**Aim:** Write out every entry word for word.

**Excerpted data:**
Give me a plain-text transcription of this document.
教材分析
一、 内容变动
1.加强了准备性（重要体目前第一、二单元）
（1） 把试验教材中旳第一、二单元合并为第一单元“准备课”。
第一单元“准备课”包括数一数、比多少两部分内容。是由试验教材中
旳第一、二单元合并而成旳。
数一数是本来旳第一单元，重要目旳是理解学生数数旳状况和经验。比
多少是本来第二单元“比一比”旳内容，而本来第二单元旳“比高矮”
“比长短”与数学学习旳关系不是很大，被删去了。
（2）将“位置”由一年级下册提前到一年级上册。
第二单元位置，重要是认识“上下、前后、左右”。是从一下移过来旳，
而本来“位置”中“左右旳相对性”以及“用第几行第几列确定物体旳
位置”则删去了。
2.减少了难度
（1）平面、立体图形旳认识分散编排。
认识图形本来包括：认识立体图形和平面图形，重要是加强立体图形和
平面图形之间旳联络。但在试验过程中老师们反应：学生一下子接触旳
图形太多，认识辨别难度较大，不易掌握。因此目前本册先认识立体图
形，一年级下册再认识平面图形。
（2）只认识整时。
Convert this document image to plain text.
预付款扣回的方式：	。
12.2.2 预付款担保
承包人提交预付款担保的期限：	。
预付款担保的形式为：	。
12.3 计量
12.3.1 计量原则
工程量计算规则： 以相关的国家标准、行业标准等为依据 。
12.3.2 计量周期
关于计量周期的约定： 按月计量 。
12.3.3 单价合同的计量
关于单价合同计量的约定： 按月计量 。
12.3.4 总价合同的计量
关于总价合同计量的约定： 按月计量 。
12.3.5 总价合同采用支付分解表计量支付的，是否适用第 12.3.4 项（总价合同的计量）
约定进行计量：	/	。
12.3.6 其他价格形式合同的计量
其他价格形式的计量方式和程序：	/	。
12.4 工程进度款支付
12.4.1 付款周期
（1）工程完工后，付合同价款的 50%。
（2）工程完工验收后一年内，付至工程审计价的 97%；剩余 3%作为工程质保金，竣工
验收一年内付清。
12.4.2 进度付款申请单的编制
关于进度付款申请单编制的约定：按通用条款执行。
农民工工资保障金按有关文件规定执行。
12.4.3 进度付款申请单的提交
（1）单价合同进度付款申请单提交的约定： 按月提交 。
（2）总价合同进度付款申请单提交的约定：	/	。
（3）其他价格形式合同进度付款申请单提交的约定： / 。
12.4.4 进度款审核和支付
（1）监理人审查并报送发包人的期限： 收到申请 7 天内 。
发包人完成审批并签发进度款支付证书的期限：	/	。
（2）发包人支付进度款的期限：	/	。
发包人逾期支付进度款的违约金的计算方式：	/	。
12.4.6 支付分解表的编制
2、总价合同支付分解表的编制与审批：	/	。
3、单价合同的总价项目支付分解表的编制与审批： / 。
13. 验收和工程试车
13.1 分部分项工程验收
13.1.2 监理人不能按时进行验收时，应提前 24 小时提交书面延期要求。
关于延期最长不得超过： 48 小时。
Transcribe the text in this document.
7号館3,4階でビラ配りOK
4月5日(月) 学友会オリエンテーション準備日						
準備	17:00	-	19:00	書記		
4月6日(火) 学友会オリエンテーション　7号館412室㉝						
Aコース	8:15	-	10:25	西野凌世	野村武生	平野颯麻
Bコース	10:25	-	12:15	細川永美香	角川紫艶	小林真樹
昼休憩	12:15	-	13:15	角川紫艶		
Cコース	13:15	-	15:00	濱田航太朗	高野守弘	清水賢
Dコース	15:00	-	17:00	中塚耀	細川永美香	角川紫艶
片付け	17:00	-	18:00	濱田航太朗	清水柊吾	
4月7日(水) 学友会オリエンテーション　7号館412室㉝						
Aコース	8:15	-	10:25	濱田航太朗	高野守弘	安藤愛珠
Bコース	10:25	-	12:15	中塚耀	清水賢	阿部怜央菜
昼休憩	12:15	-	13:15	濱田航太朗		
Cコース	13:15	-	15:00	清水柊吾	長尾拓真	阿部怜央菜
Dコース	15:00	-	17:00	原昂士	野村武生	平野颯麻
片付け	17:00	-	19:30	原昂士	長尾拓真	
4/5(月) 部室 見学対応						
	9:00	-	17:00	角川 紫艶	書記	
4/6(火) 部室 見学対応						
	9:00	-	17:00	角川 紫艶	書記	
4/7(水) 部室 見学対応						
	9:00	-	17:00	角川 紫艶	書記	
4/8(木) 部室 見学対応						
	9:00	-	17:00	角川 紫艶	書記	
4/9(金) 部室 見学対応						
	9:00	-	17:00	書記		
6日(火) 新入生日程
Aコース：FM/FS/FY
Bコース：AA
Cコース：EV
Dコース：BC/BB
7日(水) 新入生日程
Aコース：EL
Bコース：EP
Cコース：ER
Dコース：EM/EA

**Answer for the task:**
Give me a plain-text transcription of this document.
教材分析
一、 内容变动
1.加强了准备性（重要体目前第一、二单元）
（1） 把试验教材中旳第一、二单元合并为第一单元“准备课”。
第一单元“准备课”包括数一数、比多少两部分内容。是由试验教材中
旳第一、二单元合并而成旳。
数一数是本来旳第一单元，重要目旳是理解学生数数旳状况和经验。比
多少是本来第二单元“比一比”旳内容，而本来第二单元旳“比高矮”
“比长短”与数学学习旳关系不是很大，被删去了。
（2）将“位置”由一年级下册提前到一年级上册。
第二单元位置，重要是认识“上下、前后、左右”。是从一下移过来旳，
而本来“位置”中“左右旳相对性”以及“用第几行第几列确定物体旳
位置”则删去了。
2.减少了难度
（1）平面、立体图形旳认识分散编排。
认识图形本来包括：认识立体图形和平面图形，重要是加强立体图形和
平面图形之间旳联络。但在试验过程中老师们反应：学生一下子接触旳
图形太多，认识辨别难度较大，不易掌握。因此目前本册先认识立体图
形，一年级下册再认识平面图形。
（2）只认识整时。
Convert this document image to plain text.
预付款扣回的方式：	。
12.2.2 预付款担保
承包人提交预付款担保的期限：	。
预付款担保的形式为：	。
12.3 计量
12.3.1 计量原则
工程量计算规则： 以相关的国家标准、行业标准等为依据 。
12.3.2 计量周期
关于计量周期的约定： 按月计量 。
12.3.3 单价合同的计量
关于单价合同计量的约定： 按月计量 。
12.3.4 总价合同的计量
关于总价合同计量的约定： 按月计量 。
12.3.5 总价合同采用支付分解表计量支付的，是否适用第 12.3.4 项（总价合同的计量）
约定进行计量：	/	。
12.3.6 其他价格形式合同的计量
其他价格形式的计量方式和程序：	/	。
12.4 工程进度款支付
12.4.1 付款周期
（1）工程完工后，付合同价款的 50%。
（2）工程完工验收后一年内，付至工程审计价的 97%；剩余 3%作为工程质保金，竣工
验收一年内付清。
12.4.2 进度付款申请单的编制
关于进度付款申请单编制的约定：按通用条款执行。
农民工工资保障金按有关文件规定执行。
12.4.3 进度付款申请单的提交
（1）单价合同进度付款申请单提交的约定： 按月提交 。
（2）总价合同进度付款申请单提交的约定：	/	。
（3）其他价格形式合同进度付款申请单提交的约定： / 。
12.4.4 进度款审核和支付
（1）监理人审查并报送发包人的期限： 收到申请 7 天内 。
发包人完成审批并签发进度款支付证书的期限：	/	。
（2）发包人支付进度款的期限：	/	。
发包人逾期支付进度款的违约金的计算方式：	/	。
12.4.6 支付分解表的编制
2、总价合同支付分解表的编制与审批：	/	。
3、单价合同的总价项目支付分解表的编制与审批： / 。
13. 验收和工程试车
13.1 分部分项工程验收
13.1.2 监理人不能按时进行验收时，应提前 24 小时提交书面延期要求。
关于延期最长不得超过： 48 小时。
Transcribe the text in this document.
7号館3,4階でビラ配りOK
4月5日(月) 学友会オリエンテーション準備日						
準備	17:00	-	19:00	書記		
4月6日(火) 学友会オリエンテーション　7号館412室㉝						
Aコース	8:15	-	10:25	西野凌世	野村武生	平野颯麻
Bコース	10:25	-	12:15	細川永美香	角川紫艶	小林真樹
昼休憩	12:15	-	13:15	角川紫艶		
Cコース	13:15	-	15:00	濱田航太朗	高野守弘	清水賢
Dコース	15:00	-	17:00	中塚耀	細川永美香	角川紫艶
片付け	17:00	-	18:00	濱田航太朗	清水柊吾	
4月7日(水) 学友会オリエンテーション　7号館412室㉝						
Aコース	8:15	-	10:25	濱田航太朗	高野守弘	安藤愛珠
Bコース	10:25	-	12:15	中塚耀	清水賢	阿部怜央菜
昼休憩	12:15	-	13:15	濱田航太朗		
Cコース	13:15	-	15:00	清水柊吾	長尾拓真	阿部怜央菜
Dコース	15:00	-	17:00	原昂士	野村武生	平野颯麻
片付け	17:00	-	19:30	原昂士	長尾拓真	
4/5(月) 部室 見学対応						
	9:00	-	17:00	角川 紫艶	書記	
4/6(火) 部室 見学対応						
	9:00	-	17:00	角川 紫艶	書記	
4/7(水) 部室 見学対応						
	9:00	-	17:00	角川 紫艶	書記	
4/8(木) 部室 見学対応						
	9:00	-	17:00	角川 紫艶	書記	
4/9(金) 部室 見学対応						
	9:00	-	17:00	書記		
6日(火) 新入生日程
Aコース：FM/FS/FY
Bコース：AA
Cコース：EV
Dコース：BC/BB
7日(水) 新入生日程
Aコース：EL
Bコース：EP
Cコース：ER
Dコース：EM/EA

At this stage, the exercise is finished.